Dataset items

::::

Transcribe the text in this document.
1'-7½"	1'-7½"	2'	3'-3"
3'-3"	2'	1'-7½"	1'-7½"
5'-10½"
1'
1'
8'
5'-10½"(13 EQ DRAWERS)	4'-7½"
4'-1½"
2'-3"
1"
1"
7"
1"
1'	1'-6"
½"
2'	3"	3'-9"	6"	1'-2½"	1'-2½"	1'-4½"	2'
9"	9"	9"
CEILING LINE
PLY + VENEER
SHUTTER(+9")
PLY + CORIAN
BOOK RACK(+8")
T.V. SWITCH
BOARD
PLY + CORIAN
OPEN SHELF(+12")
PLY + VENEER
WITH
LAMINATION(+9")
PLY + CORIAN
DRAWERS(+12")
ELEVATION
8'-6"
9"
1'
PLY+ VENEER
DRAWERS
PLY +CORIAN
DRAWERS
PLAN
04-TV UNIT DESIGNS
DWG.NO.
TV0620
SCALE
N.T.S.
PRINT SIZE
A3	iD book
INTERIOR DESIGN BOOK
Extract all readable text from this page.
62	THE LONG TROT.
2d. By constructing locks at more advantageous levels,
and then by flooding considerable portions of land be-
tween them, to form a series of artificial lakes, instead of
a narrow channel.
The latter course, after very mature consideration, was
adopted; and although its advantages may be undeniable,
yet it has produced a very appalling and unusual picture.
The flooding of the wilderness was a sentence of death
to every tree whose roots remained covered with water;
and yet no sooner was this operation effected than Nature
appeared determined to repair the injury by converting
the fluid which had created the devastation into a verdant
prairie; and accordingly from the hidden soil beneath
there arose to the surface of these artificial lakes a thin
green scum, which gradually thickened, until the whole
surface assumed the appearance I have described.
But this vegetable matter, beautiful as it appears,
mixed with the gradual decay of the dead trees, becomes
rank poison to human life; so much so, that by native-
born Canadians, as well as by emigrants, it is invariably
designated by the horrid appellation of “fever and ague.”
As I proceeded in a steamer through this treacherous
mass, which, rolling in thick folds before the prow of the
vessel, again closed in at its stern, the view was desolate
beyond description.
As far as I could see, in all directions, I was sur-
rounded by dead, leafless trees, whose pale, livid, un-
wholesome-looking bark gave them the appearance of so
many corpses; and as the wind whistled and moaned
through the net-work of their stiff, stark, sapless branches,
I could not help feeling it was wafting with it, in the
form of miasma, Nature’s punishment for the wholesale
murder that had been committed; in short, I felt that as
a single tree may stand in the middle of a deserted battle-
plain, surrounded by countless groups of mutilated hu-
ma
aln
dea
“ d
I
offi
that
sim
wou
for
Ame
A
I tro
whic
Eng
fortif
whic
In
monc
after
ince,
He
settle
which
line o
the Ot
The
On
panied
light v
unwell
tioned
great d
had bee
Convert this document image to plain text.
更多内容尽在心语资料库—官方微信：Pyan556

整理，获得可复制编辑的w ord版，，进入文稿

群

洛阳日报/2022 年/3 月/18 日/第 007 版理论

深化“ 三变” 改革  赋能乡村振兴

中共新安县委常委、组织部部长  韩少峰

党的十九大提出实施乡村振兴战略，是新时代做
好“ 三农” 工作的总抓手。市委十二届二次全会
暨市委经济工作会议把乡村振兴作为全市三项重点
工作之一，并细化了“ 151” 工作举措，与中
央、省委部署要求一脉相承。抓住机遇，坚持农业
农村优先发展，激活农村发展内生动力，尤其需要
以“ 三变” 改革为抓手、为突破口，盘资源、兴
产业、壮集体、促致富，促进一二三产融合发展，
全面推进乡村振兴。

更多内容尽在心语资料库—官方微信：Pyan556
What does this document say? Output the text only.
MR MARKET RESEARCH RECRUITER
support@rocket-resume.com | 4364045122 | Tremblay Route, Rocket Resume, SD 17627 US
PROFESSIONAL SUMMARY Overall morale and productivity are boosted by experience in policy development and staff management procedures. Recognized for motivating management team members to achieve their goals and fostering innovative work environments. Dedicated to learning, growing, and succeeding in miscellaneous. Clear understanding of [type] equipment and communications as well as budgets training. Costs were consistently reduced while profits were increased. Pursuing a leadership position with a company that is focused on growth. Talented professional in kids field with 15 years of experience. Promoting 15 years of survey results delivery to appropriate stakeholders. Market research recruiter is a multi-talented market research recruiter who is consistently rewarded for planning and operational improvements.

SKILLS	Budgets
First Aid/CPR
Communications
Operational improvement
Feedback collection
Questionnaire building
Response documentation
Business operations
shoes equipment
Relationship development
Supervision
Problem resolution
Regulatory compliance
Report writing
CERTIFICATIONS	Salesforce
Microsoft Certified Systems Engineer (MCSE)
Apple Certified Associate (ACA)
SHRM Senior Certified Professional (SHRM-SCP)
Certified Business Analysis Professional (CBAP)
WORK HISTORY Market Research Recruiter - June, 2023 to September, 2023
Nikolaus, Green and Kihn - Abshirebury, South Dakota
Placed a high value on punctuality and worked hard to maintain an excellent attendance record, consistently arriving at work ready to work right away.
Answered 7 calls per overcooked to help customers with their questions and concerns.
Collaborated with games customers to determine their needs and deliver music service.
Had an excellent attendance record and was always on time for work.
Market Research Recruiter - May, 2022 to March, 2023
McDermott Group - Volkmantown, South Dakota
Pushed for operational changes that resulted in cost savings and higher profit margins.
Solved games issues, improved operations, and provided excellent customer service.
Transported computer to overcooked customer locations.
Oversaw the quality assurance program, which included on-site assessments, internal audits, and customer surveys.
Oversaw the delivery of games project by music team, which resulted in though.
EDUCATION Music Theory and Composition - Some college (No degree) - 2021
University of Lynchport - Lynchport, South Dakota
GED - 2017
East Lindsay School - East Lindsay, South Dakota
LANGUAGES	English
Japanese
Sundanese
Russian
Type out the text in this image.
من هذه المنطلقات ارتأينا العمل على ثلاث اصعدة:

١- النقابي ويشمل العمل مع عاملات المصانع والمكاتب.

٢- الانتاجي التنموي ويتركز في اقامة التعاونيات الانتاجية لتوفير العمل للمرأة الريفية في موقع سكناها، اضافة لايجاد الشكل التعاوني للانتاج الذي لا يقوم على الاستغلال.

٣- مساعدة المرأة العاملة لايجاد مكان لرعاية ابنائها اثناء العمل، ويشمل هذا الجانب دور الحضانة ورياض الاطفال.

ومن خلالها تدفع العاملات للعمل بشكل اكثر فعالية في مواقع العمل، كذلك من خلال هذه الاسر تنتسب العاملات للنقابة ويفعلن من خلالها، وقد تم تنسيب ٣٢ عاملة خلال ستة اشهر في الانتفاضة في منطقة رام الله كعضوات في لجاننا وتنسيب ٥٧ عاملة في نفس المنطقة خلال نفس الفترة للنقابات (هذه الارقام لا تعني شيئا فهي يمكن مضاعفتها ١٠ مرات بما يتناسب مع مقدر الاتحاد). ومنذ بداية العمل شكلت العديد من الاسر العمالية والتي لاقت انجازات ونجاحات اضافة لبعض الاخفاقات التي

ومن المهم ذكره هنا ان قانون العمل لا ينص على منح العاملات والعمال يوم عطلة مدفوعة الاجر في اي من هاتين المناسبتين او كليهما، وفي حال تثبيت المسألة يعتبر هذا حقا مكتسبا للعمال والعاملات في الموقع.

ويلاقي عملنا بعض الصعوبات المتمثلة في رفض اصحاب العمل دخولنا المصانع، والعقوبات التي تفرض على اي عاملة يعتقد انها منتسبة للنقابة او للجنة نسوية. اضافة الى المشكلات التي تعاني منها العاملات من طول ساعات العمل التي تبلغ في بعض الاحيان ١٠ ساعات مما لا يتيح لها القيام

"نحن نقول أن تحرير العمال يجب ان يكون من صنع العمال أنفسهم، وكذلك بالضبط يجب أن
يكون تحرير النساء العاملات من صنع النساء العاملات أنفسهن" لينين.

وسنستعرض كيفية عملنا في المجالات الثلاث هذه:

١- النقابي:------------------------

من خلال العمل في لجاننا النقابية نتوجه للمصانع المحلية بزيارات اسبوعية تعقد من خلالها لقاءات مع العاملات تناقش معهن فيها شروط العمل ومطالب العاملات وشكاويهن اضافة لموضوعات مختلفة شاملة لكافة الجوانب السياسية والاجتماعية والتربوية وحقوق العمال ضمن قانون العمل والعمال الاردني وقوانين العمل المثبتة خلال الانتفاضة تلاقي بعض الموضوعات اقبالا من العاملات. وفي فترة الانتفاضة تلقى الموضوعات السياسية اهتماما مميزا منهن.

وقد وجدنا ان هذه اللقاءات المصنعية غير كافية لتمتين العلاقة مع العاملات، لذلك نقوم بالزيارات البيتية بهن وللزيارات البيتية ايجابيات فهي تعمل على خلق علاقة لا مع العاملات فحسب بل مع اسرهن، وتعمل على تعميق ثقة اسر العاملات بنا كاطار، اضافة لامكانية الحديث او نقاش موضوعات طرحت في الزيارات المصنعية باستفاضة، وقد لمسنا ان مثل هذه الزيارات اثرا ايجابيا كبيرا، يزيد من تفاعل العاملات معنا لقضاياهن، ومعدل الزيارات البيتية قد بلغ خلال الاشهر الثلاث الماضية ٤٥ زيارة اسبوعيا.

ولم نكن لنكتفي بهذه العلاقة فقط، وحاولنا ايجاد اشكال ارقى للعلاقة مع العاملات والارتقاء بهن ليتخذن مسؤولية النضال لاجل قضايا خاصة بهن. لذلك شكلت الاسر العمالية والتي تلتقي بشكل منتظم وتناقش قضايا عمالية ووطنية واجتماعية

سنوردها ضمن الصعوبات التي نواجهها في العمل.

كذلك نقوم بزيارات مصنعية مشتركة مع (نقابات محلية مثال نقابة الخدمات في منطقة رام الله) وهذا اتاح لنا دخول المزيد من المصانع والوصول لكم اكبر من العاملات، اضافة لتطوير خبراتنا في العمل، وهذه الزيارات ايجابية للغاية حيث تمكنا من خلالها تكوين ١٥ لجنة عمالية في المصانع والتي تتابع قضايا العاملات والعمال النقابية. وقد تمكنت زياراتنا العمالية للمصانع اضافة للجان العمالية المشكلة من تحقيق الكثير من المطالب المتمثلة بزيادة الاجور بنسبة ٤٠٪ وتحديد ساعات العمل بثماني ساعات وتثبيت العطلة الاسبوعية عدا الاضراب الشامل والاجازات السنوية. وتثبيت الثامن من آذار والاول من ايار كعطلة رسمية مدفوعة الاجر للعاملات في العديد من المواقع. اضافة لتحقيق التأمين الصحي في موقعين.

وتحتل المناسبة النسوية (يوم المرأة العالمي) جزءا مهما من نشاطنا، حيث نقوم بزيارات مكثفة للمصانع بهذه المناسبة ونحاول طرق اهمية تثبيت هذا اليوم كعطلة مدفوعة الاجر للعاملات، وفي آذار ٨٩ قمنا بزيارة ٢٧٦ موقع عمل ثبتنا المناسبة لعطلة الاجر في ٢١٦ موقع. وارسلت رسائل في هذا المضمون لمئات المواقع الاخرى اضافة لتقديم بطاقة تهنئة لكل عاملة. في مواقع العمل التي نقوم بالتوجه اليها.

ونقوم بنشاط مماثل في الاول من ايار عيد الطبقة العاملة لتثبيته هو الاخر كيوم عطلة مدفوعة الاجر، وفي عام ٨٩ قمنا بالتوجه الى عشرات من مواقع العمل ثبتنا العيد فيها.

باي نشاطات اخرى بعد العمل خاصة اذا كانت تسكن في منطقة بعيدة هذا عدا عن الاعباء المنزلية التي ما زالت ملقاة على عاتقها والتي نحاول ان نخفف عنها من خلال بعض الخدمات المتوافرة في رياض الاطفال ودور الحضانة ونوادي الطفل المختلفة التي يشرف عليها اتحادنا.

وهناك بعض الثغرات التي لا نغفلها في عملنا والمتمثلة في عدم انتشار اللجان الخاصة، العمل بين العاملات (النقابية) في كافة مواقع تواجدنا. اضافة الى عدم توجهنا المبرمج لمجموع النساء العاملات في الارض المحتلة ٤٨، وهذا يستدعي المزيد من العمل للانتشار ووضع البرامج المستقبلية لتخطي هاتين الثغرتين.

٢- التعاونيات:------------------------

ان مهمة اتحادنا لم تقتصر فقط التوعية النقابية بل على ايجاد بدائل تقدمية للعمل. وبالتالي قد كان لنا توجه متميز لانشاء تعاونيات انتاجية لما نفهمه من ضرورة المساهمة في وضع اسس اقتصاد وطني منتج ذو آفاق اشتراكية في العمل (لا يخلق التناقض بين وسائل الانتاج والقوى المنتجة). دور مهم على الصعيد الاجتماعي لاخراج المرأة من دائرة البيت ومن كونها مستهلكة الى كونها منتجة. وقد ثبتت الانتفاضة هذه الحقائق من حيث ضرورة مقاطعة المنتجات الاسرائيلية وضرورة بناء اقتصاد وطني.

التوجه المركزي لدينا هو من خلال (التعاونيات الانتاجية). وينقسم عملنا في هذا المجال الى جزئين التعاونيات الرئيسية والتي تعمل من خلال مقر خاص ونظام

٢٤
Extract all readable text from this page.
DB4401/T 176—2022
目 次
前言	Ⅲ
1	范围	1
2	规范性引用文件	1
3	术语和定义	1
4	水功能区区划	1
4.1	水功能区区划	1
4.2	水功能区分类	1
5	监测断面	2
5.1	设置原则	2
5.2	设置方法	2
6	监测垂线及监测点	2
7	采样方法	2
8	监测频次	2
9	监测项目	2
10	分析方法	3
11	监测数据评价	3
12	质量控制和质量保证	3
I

::::

GIVEN REQUEST: Where a line holds "Certified", copy that line.

COMPLETE OUTPUT:
Microsoft Certified Systems Engineer (MCSE)
Apple Certified Associate (ACA)
SHRM Senior Certified Professional (SHRM-SCP)
Certified Business Analysis Professional (CBAP)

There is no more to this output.